- [PROVIDED TEXT]
══════════

Issues with Start-Up and Co-Founders


Currently I am stuck in a messy situation where I am the only designer/developer for the web driven start up, along with being co-founder, the other two co-founders (business guy and editor), are trying to push me to accept 10% rather then a 1/3 (which was what we originally agreed upon). From the beginning I made it clear I can only work part-time since I have a full-time job, and they agreed to it, but now they want to change the rules of engagement. There also is no signed contract, though one was drafted up stating we would all be 1/3 vested.

Since I can't come on full-time (they are working from home with no other jobs) until the start-up becomes profitable, they propose I make 10%. Since the site is content-focused with the site itself being the vessel which releases features and updates daily, I am curious as to what I am entitled to.

I strongly believe as the designer/developer my market value at half my rate (given I work part time) still equals the other two individually, when they're writing/creating content.

I am thinking of letting them know I disagree with their terms and fight for my 1/3. Also as a Plan B, request them not to use the development/design I have produced since it is still my Intellectual Property.

Thoughts? Thanks for the help!

Co-Founder Development Startup Costs Entrepreneurs Website

asked Apr 12 '12 at 03:23
6 points
Top digital marketing agency for SEO, content marketing, and PR: Demand Roll

2 Answers


You need to find out their justification for 10%. Have you not met the development expectations? Did you make any commitments to get things done by a certain date? Get in writing what is required to have 33%. Do you bring more to the company than "just a programmer" or are you designing, testing, and documenting the site?

Find out if you are truly a partner in their mind or could they replace you with a part-time programmer with some salary deferment.

If your team cannot confront this issue and work out the details, you're going to fail.

answered Apr 12 '12 at 04:51
Jeff O
6,169 points


It really gets me going when I read about situations like this. Always, always, always get it in writing first! No one should engage in any business activity, especially with friends or co workers, without a written agreement. Things seem to always find a way to go south without something documented.

══════════

- [DATA LISTING]
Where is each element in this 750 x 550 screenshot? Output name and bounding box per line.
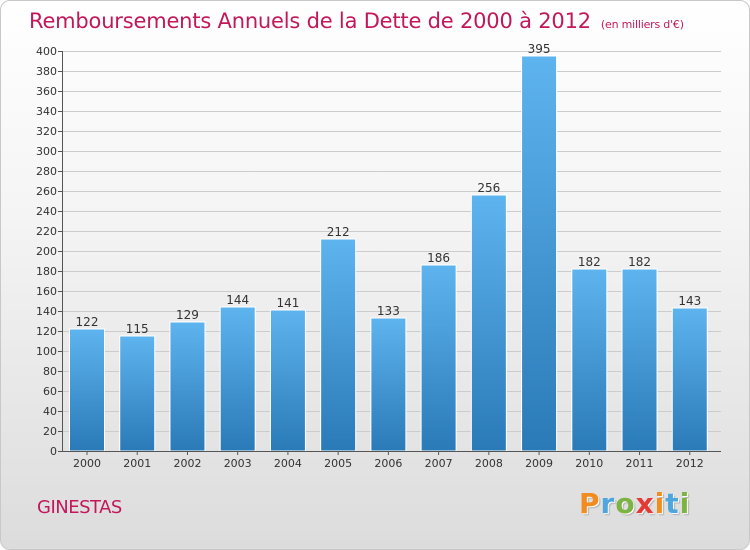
bar-2005 [320, 238, 357, 452]
y-tick-label: 360 [36, 85, 57, 98]
x-tick-label: 2012 [676, 457, 704, 470]
x-tick-label: 2000 [73, 457, 101, 470]
bar-2000 [69, 328, 105, 452]
value-label: 144 [226, 293, 249, 307]
logo-letter: P [579, 487, 601, 520]
y-tick-label: 200 [36, 245, 57, 258]
y-tick-label: 100 [36, 345, 57, 358]
y-tick-label: 180 [36, 265, 57, 278]
bar-2007 [420, 264, 457, 452]
x-tick-label: 2002 [173, 457, 201, 470]
bar-2009 [521, 55, 558, 452]
value-label: 122 [76, 315, 99, 329]
y-tick-label: 80 [43, 365, 57, 378]
bar-2004 [269, 309, 306, 452]
y-tick-label: 120 [36, 325, 57, 338]
x-tick-label: 2008 [475, 457, 503, 470]
y-tick-label: 60 [43, 385, 57, 398]
bar-2011 [621, 268, 658, 452]
y-tick-label: 320 [36, 125, 57, 138]
x-tick-label: 2003 [224, 457, 252, 470]
city-name: GINESTAS [37, 497, 122, 518]
bar-2010 [571, 268, 608, 452]
x-tick-label: 2009 [525, 457, 553, 470]
y-tick-label: 20 [43, 425, 57, 438]
value-label: 256 [477, 181, 500, 195]
y-tick-label: 40 [43, 405, 57, 418]
proxiti-logo: Proxiti [579, 487, 690, 520]
bars: 122 115 129 144 141 212 133 186 256 395 182 182 143 [69, 42, 708, 452]
x-tick-label: 2004 [274, 457, 302, 470]
y-tick-label: 280 [36, 165, 57, 178]
value-label: 182 [628, 255, 651, 269]
y-axis: 0 20 40 60 80 100 120 140 160 180 200 220 240 260 280 3… [36, 45, 63, 458]
y-tick-label: 240 [36, 205, 57, 218]
bar-2012 [671, 307, 708, 452]
value-label: 133 [377, 304, 400, 318]
value-label: 143 [678, 294, 701, 308]
logo-letter: x [635, 487, 655, 520]
logo-letter: r [600, 487, 616, 520]
value-label: 129 [176, 308, 199, 322]
x-axis: 2000 2001 2002 2003 2004 2005 2006 2007 2008 2009… [62, 451, 721, 470]
y-tick-label: 380 [36, 65, 57, 78]
bar-2002 [169, 321, 206, 452]
y-tick-label: 160 [36, 285, 57, 298]
x-tick-label: 2007 [425, 457, 453, 470]
x-tick-label: 2001 [123, 457, 151, 470]
y-tick-label: 0 [50, 445, 57, 458]
y-tick-label: 140 [36, 305, 57, 318]
y-tick-label: 400 [36, 45, 57, 58]
x-tick-label: 2010 [575, 457, 603, 470]
bar-2008 [470, 194, 507, 452]
y-tick-label: 220 [36, 225, 57, 238]
value-label: 182 [578, 255, 601, 269]
x-tick-label: 2005 [324, 457, 352, 470]
value-label: 186 [427, 251, 450, 265]
value-label: 395 [528, 42, 551, 56]
value-label: 115 [126, 322, 149, 336]
chart-subtitle: (en milliers d'€) [600, 18, 684, 31]
bar-2003 [219, 306, 256, 452]
value-label: 141 [276, 296, 299, 310]
x-tick-label: 2006 [374, 457, 402, 470]
logo-letter: i [654, 487, 666, 520]
bar-2006 [370, 317, 407, 452]
logo-letter: o [615, 487, 636, 520]
logo-letter: t [665, 487, 680, 520]
chart-title: Remboursements Annuels de la Dette de 20… [29, 9, 684, 33]
x-tick-label: 2011 [626, 457, 654, 470]
y-tick-label: 300 [36, 145, 57, 158]
bar-2001 [119, 335, 156, 452]
y-tick-label: 260 [36, 185, 57, 198]
chart-title-text: Remboursements Annuels de la Dette de 20… [29, 9, 591, 33]
value-label: 212 [327, 225, 350, 239]
y-tick-label: 340 [36, 105, 57, 118]
logo-letter: i [679, 487, 691, 520]
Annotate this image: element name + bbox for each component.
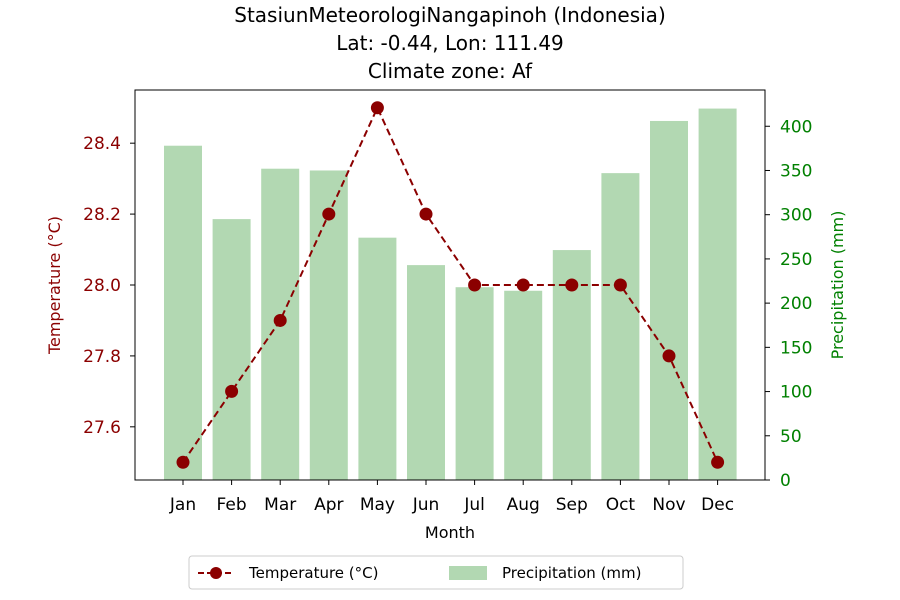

══════════

- [TASK LIST]
(1) Answer these questions using the co-founder thread.
(a) What share of the start-up did the three co-founders originally agree on?
(b) Why can the designer/developer work only part-time?
(c) According to the first reply, what should the poster get in writing?
(2) Summarize the co-founder thread in two sentences.
(3) Rewrite the section of the co-founder thread starting at "Thoughts? Thanks for" and ending at "documenting the site?", changing "justification" to "reasoning".

- [ANSWERS PER TASK]
(1)
(a) They originally agreed on a 1/3 share each.
(b) The designer/developer has a full-time job.
(c) The poster should get in writing what is required to have 33%.

(2) A part-time designer/developer and co-founder of a web start-up says the other two co-founders want to cut the agreed 1/3 share to 10% because the poster can't work full-time, and the poster considers fighting for 1/3 or withholding the design and development work. One reply advises finding out the co-founders' justification and getting the requirements for 33% in writing, and another stresses always having a written agreement before any business activity.

(3)
Thoughts? Thanks for the help!

Co-Founder Development Startup Costs Entrepreneurs Website

asked Apr 12 '12 at 03:23
6 points
Top digital marketing agency for SEO, content marketing, and PR: Demand Roll

2 Answers


You need to find out their reasoning for 10%. Have you not met the development expectations? Did you make any commitments to get things done by a certain date? Get in writing what is required to have 33%. Do you bring more to the company than "just a programmer" or are you designing, testing, and documenting the site?